## FRAGMENTO DEL DOCUMENTO
En el plano de la Unidad no hay muerte, sólo hay puro ser. Y la conciencia
iluminada de Adam le permitía, como dice la Tradición, ver de un extremo
al otro del cosmos, es decir, abarcar la totalidad en un acto de
conocimiento único.
Pero cuando el hombre, por un acto de libre albedrío, decidió ligarse al
Árbol del Conocimiento del Bien y del Mal, se excluyó a sí mismo de la
conexión consciente con la Fuente de la Vida, y se sumergió en el mundo
dual de la vida (esta vez con minúscula) y de la muerte.
Desde entonces, pues Adam es el ser humano arquetípico del que todos
participamos, vivimos vidas fragmentadas, discontinuas, inmersas en la
confusión de nuestras propias mentes, en las que el bien y el mal se
hallan inextricablemente ligados, teniendo que aprender por dura
experiencia a discernir lo verdadero de lo falso, lo recto de lo torcido,
el bien del mal.

## TAREA POR REALIZAR
Responde, por favor, estas preguntas sobre el fragmento:
(a) ¿Qué hay en el plano de la Unidad?
(b) ¿A qué decidió ligarse el hombre por un acto de libre albedrío?
(c) ¿Qué tenemos que aprender a discernir por dura experiencia?

## DATOS PROPORCIONADOS
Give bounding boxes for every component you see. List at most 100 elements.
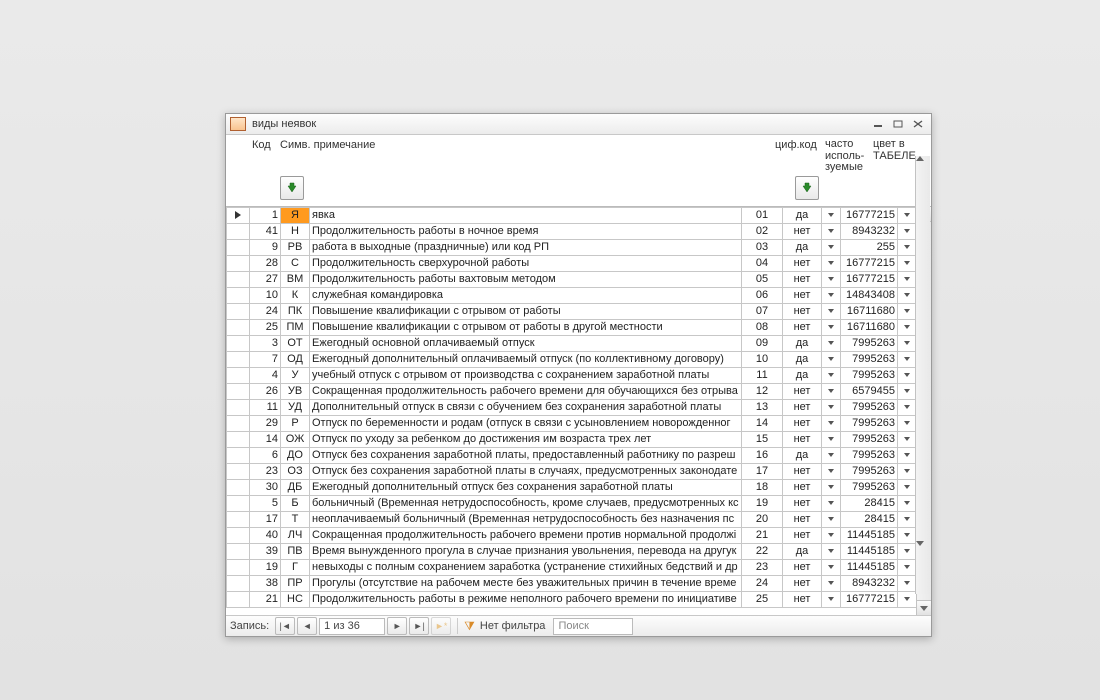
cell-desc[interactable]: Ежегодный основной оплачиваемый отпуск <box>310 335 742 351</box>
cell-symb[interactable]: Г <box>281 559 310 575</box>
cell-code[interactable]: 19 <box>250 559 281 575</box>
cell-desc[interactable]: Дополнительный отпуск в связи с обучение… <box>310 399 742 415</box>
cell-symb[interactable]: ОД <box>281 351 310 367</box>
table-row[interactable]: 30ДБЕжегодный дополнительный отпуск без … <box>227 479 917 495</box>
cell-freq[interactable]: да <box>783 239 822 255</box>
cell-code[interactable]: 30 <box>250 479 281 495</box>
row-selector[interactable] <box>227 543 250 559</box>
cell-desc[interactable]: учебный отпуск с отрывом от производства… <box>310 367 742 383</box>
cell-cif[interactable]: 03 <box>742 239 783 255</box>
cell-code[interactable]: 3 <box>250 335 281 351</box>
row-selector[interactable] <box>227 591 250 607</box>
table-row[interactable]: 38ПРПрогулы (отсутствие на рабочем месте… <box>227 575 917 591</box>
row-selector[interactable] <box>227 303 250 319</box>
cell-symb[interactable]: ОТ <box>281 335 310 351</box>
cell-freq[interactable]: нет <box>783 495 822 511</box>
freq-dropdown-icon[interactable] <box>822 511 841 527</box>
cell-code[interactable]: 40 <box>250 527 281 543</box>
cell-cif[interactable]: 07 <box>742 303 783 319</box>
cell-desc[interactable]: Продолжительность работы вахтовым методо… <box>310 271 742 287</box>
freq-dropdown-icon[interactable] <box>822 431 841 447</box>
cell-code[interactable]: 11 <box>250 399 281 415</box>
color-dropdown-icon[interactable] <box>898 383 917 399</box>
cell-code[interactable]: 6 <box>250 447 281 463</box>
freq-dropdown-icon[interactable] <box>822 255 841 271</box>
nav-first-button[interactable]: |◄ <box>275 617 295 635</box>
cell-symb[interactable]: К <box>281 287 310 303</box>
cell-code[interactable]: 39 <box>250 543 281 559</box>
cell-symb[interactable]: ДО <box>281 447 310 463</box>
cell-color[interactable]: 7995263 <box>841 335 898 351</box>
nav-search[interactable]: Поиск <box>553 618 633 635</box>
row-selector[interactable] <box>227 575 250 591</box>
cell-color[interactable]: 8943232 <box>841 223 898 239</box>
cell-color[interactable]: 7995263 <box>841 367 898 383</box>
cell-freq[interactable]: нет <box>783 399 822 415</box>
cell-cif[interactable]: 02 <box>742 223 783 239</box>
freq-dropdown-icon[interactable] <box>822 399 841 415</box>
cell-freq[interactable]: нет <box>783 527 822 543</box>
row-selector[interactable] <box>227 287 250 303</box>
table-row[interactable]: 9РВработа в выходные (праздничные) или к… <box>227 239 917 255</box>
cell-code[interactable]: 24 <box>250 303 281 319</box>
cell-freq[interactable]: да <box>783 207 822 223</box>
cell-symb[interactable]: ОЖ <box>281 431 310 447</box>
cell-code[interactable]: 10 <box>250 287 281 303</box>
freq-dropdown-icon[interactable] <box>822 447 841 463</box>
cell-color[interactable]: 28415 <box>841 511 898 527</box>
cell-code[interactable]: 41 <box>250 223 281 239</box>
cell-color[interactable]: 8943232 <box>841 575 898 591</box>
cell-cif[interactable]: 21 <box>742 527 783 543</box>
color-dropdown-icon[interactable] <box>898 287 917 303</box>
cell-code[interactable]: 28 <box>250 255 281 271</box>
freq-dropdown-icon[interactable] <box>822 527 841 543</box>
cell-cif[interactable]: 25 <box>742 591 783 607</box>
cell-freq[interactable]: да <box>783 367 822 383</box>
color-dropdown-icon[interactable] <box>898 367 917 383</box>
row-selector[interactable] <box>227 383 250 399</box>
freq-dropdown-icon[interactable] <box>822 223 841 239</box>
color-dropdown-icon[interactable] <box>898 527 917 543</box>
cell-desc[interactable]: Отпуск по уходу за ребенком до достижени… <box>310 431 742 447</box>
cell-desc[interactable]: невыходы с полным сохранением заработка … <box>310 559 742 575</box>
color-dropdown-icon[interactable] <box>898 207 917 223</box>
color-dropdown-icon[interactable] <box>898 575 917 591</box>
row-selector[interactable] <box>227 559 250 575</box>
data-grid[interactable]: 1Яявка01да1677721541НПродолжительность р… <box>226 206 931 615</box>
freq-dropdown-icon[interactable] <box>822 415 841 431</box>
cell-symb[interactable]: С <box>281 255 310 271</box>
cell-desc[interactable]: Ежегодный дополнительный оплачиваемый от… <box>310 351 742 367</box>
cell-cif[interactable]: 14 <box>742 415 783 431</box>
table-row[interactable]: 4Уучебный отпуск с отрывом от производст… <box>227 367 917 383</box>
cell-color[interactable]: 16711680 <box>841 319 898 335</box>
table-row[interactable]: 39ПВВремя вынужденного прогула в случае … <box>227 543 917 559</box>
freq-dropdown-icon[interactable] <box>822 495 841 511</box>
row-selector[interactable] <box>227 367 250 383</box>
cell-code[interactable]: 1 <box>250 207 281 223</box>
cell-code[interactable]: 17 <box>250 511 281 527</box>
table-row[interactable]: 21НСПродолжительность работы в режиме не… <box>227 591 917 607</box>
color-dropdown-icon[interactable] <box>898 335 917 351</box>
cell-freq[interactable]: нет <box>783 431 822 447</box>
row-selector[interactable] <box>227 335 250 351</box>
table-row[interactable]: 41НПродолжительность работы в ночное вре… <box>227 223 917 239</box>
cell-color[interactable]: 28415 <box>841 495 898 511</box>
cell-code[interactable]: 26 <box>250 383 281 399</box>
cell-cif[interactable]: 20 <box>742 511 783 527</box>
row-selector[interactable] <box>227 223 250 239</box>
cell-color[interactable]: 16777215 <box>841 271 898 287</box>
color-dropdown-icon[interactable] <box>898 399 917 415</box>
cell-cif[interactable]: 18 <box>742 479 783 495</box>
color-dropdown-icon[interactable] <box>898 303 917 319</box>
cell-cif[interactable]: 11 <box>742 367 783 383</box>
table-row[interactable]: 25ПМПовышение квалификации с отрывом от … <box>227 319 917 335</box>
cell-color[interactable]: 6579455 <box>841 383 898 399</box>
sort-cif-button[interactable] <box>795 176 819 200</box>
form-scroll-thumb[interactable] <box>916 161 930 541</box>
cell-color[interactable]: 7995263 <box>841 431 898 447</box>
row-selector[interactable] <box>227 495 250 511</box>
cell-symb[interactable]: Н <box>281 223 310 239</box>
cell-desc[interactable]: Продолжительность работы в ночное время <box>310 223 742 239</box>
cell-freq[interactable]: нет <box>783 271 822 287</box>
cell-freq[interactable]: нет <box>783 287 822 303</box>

==

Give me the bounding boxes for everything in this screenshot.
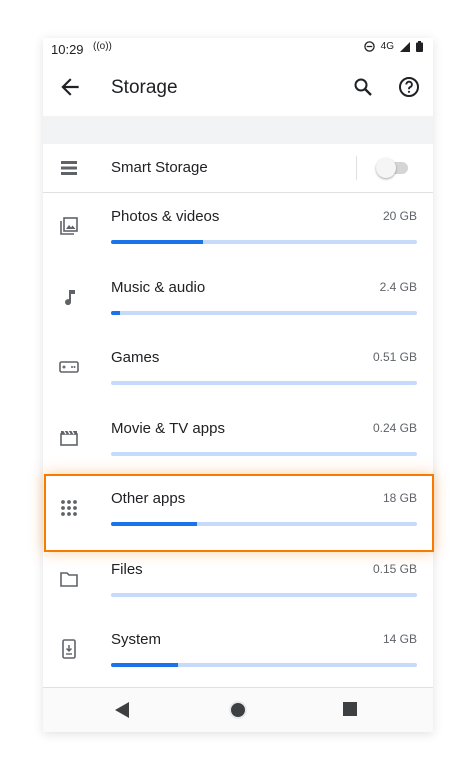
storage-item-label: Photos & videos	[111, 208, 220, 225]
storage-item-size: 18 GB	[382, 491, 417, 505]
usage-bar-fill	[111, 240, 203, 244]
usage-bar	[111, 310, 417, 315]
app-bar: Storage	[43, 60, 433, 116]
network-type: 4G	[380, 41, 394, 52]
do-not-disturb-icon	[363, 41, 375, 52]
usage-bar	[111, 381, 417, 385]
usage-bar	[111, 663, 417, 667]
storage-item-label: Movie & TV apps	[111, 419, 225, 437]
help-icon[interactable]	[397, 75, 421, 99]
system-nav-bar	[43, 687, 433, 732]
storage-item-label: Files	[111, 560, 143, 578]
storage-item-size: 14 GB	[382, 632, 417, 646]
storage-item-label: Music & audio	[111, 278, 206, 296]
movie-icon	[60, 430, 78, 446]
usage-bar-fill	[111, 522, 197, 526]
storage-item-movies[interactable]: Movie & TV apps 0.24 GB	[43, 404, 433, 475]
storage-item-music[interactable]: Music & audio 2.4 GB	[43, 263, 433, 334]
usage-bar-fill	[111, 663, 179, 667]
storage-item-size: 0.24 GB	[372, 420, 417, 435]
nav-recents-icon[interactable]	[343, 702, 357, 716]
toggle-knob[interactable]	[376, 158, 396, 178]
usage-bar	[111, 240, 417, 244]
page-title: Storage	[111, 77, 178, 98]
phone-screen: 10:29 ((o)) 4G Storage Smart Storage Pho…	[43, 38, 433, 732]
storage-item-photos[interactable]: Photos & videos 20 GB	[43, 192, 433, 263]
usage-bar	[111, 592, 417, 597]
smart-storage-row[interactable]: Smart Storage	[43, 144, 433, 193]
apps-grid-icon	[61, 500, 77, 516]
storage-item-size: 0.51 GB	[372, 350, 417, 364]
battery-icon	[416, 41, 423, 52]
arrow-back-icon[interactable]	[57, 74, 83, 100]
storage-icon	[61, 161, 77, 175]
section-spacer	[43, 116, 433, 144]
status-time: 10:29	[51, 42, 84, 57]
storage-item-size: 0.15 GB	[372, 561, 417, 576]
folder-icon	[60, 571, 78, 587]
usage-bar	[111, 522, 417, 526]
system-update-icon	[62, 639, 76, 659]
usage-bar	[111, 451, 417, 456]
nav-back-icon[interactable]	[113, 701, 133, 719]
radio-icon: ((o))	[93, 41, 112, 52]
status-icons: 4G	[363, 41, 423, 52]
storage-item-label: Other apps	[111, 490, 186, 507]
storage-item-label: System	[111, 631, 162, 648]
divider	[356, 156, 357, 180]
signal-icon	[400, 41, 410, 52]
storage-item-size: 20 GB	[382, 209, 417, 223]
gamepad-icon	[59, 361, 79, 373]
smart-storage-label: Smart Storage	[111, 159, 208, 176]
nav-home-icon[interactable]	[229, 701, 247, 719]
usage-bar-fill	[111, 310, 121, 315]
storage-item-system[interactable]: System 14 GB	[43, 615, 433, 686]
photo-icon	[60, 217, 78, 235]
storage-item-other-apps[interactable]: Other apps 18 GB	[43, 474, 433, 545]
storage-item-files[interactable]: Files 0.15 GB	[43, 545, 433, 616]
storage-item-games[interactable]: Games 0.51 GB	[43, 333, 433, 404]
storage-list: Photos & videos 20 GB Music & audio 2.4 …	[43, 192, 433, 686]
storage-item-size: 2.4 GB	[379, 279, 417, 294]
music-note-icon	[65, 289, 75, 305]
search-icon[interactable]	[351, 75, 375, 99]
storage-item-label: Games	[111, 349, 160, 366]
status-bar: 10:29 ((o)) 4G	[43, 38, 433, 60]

## RESPUESTA RESUELTA
(a) No hay muerte, sólo hay puro ser.
(b) Al Árbol del Conocimiento del Bien y del Mal.
(c) Lo verdadero de lo falso, lo recto de lo torcido y el bien del mal.